Start of MATERIAL SHOWN
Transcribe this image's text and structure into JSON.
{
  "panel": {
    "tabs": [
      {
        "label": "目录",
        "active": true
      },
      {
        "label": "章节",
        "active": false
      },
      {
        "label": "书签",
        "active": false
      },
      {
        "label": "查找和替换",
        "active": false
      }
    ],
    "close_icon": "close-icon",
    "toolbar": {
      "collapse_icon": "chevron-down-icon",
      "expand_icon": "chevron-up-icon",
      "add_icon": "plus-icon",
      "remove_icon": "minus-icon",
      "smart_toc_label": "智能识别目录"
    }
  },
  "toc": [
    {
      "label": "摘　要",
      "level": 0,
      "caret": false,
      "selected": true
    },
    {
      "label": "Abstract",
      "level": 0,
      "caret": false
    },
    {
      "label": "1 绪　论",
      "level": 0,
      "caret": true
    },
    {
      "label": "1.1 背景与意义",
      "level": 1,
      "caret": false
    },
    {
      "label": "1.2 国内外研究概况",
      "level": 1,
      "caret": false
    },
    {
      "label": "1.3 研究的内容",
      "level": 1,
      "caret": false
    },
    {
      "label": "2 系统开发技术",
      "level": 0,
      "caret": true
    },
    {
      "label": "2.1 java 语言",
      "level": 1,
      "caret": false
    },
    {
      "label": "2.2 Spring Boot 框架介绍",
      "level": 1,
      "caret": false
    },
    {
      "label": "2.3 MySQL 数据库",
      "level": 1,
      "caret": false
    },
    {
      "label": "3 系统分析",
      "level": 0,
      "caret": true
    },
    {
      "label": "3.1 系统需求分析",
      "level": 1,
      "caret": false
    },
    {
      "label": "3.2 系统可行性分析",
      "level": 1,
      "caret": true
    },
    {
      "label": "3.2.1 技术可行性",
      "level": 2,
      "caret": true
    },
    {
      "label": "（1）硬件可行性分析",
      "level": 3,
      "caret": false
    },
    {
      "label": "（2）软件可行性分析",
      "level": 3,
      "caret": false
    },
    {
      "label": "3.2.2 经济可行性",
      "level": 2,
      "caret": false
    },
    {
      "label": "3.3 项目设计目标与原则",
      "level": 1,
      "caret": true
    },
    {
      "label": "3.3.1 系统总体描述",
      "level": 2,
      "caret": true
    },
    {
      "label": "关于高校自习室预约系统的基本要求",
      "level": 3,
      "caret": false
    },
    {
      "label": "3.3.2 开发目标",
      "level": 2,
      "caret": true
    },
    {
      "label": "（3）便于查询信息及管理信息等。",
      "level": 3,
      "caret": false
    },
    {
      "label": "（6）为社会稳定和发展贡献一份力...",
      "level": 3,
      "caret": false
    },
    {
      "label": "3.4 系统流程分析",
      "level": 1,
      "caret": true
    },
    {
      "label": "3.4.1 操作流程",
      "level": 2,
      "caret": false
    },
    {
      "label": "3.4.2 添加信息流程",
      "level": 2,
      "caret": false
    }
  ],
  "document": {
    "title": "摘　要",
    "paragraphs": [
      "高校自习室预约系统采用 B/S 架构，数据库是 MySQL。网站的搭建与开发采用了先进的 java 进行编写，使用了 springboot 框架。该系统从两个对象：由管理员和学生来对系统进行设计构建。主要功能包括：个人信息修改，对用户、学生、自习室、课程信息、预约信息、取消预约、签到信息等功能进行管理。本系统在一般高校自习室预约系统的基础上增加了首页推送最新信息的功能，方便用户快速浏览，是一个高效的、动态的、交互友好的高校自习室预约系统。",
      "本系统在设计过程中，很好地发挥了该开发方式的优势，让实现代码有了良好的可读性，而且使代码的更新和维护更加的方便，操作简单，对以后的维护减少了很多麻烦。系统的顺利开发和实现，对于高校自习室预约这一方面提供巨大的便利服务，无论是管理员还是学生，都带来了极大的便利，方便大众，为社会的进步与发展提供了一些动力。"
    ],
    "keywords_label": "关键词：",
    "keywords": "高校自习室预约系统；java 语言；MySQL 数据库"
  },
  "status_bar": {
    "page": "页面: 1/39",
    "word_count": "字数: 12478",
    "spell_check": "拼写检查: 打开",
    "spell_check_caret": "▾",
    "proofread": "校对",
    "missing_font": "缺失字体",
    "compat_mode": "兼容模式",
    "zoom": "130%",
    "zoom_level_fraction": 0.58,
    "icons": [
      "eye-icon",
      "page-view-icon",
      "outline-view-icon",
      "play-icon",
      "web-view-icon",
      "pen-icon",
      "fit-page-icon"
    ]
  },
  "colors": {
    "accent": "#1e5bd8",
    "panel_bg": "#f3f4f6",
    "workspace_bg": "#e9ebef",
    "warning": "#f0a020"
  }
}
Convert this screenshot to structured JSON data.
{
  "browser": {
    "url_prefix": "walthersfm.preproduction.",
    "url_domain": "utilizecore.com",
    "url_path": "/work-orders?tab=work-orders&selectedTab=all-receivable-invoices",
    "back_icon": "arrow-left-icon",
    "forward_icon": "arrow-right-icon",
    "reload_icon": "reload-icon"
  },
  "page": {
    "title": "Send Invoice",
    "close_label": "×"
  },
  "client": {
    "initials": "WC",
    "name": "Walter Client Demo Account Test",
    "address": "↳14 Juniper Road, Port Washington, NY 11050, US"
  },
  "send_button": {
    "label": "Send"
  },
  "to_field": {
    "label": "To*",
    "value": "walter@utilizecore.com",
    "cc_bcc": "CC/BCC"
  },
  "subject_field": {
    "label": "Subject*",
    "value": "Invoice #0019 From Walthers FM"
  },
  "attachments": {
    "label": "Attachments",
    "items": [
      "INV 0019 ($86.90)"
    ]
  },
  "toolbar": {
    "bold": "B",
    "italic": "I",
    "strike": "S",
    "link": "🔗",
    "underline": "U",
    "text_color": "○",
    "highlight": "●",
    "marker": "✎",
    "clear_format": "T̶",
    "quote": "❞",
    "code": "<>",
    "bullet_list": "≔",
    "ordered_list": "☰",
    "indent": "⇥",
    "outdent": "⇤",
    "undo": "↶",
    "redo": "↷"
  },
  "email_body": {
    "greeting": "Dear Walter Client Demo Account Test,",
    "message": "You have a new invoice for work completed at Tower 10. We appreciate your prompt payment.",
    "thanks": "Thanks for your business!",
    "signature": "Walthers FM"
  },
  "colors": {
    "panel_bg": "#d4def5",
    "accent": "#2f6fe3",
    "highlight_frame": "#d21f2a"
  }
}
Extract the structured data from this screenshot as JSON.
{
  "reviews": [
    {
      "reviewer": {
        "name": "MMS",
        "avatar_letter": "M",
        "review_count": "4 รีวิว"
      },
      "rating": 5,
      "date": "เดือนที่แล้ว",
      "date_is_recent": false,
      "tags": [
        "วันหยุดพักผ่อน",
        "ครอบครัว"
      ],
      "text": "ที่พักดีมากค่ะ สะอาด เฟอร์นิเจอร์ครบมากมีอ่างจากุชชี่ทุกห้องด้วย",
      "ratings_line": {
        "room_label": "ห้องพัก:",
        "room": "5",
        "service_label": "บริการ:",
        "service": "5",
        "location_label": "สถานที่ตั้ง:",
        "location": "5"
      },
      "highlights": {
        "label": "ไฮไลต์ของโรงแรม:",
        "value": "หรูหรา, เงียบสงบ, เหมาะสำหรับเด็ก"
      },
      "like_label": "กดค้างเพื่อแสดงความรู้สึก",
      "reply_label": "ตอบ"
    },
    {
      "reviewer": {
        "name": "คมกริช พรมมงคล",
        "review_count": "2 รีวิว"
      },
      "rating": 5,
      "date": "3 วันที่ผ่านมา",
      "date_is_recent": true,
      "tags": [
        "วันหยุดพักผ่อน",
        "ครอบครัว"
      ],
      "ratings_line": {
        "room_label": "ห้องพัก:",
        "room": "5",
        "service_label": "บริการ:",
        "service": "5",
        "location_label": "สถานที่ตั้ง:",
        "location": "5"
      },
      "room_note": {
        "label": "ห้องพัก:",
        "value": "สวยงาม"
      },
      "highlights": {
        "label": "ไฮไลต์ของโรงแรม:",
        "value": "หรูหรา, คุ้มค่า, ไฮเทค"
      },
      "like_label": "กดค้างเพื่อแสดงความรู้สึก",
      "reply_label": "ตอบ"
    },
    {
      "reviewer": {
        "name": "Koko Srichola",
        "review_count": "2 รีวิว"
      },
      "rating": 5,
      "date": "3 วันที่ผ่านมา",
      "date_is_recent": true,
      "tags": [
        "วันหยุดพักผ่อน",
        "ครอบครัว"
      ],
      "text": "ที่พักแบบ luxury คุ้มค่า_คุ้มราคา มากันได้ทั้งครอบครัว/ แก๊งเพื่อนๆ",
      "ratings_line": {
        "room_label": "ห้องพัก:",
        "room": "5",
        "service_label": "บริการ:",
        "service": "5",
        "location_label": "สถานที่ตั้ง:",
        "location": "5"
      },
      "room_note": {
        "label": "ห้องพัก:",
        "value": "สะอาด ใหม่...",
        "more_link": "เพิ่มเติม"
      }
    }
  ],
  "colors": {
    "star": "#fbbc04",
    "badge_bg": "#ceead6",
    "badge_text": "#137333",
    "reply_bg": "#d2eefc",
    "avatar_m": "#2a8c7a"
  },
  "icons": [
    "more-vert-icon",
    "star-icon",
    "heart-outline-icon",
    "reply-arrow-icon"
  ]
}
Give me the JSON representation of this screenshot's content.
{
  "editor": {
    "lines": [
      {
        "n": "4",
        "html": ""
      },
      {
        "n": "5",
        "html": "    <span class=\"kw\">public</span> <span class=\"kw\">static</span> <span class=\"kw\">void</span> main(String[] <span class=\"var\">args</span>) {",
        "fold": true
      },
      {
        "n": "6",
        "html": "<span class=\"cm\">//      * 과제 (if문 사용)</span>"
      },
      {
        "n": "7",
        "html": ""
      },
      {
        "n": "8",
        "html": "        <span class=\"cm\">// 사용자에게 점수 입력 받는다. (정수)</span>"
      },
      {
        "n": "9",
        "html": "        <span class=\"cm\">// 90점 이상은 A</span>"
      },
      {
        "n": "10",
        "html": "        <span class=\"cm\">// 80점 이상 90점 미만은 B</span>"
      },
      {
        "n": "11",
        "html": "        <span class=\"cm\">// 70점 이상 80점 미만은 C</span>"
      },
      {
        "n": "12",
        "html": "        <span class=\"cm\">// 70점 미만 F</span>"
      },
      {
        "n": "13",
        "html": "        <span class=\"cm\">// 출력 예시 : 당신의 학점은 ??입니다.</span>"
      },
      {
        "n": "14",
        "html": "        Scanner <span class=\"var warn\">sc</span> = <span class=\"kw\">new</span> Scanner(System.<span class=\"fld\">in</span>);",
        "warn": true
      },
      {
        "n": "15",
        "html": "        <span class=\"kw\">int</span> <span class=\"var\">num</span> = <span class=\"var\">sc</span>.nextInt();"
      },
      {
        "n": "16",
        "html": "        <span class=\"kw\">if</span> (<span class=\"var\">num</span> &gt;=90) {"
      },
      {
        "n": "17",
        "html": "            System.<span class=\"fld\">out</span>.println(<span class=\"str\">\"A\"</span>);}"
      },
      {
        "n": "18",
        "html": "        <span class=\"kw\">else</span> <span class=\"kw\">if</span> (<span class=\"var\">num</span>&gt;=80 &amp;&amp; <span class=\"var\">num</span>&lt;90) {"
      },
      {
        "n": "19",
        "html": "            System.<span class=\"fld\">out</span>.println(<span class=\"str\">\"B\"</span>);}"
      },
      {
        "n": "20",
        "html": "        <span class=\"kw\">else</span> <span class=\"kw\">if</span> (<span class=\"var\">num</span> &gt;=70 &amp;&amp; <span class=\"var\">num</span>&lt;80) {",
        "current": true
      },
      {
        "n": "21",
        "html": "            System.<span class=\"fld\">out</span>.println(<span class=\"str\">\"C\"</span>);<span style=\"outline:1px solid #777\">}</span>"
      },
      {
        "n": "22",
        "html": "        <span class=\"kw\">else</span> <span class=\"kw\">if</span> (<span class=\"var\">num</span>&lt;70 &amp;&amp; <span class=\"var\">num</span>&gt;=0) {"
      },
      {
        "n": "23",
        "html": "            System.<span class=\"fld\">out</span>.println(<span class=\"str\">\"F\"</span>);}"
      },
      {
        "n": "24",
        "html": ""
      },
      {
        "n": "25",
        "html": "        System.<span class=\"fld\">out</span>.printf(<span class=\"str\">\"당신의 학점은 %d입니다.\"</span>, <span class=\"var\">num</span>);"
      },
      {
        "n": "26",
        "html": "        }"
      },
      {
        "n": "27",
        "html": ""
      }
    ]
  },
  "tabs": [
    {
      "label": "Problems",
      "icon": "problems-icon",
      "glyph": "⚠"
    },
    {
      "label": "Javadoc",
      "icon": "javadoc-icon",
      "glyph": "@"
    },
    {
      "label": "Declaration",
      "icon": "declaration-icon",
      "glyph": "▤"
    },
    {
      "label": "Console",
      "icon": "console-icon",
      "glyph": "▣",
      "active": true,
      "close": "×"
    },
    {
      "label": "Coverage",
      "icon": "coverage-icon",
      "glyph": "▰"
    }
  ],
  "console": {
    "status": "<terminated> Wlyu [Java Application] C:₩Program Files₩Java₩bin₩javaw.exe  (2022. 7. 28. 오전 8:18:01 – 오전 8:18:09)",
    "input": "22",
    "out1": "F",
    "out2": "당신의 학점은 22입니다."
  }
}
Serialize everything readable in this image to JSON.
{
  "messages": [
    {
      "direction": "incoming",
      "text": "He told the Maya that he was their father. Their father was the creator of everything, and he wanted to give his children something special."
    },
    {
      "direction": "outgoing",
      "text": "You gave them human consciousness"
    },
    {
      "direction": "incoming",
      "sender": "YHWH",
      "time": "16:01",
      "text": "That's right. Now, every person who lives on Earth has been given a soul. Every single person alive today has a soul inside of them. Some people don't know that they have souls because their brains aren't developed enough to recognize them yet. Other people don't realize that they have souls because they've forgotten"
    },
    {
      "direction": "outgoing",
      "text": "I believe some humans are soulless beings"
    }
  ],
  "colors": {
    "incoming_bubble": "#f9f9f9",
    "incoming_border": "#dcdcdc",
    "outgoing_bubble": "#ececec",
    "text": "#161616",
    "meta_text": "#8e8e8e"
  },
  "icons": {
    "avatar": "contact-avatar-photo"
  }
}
End of MATERIAL SHOWN
● **DIRECTION**: Take the line that contains "Serialize everything readable" and every line after it through the end of the listing above, and repeat them exactly.

● **CORRECT ANSWER**:
Serialize everything readable in this image to JSON.
{
  "messages": [
    {
      "direction": "incoming",
      "text": "He told the Maya that he was their father. Their father was the creator of everything, and he wanted to give his children something special."
    },
    {
      "direction": "outgoing",
      "text": "You gave them human consciousness"
    },
    {
      "direction": "incoming",
      "sender": "YHWH",
      "time": "16:01",
      "text": "That's right. Now, every person who lives on Earth has been given a soul. Every single person alive today has a soul inside of them. Some people don't know that they have souls because their brains aren't developed enough to recognize them yet. Other people don't realize that they have souls because they've forgotten"
    },
    {
      "direction": "outgoing",
      "text": "I believe some humans are soulless beings"
    }
  ],
  "colors": {
    "incoming_bubble": "#f9f9f9",
    "incoming_border": "#dcdcdc",
    "outgoing_bubble": "#ececec",
    "text": "#161616",
    "meta_text": "#8e8e8e"
  },
  "icons": {
    "avatar": "contact-avatar-photo"
  }
}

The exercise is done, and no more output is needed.